Items from a figure collection
start

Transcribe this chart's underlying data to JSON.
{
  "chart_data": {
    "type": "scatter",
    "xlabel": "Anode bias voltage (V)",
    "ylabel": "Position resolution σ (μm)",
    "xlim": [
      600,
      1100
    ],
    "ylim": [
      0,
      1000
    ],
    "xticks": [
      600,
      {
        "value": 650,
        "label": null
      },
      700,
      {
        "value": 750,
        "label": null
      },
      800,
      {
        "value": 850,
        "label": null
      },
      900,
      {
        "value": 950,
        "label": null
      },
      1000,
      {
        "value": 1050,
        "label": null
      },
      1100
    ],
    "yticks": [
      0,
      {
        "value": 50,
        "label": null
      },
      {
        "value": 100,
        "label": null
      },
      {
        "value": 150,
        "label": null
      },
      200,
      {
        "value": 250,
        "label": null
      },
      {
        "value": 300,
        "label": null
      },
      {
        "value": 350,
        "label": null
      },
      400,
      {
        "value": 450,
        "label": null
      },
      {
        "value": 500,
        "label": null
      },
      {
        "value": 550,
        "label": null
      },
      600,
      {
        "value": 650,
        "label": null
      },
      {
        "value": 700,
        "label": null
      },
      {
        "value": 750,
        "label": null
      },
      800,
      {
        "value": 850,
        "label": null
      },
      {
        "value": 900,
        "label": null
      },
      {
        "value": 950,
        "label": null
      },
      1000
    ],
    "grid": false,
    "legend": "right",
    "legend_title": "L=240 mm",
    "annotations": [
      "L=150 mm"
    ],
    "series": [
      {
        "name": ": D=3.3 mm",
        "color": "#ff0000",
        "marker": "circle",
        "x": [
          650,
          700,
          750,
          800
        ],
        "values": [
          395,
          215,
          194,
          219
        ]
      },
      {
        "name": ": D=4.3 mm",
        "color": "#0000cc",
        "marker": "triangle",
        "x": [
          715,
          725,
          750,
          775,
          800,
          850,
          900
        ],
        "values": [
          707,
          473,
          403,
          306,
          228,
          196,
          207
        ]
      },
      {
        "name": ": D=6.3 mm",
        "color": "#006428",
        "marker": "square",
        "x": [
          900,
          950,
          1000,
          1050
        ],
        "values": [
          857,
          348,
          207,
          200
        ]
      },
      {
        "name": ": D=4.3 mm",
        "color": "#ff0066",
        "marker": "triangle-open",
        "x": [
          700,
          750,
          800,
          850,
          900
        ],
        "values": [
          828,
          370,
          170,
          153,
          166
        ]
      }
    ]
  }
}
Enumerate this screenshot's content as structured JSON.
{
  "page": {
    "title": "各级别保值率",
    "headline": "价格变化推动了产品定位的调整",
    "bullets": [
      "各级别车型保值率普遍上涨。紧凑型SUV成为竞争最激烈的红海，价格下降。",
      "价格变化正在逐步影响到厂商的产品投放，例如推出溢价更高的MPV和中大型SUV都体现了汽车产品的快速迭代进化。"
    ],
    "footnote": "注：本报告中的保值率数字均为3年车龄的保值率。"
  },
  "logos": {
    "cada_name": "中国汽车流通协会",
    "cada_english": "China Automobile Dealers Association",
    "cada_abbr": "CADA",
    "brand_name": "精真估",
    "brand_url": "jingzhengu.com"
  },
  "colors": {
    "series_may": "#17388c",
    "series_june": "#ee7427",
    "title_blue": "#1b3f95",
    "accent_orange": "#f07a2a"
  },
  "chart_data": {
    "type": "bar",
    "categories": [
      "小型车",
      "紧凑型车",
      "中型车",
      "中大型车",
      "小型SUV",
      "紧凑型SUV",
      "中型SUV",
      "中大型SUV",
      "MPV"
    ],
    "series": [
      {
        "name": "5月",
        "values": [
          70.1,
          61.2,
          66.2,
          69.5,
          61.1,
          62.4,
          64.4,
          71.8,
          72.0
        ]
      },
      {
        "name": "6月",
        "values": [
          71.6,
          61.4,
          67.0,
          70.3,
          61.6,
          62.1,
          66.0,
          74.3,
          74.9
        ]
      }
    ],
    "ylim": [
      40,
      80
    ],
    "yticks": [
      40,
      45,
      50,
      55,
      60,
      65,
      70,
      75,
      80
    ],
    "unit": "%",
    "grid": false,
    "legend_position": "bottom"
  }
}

end

__WHAT TO WORK ON__: Among the entries above, how many lines hold the string "triangle"? Respond with nothing but the number.

__EXERCISE RESPONSE__: 2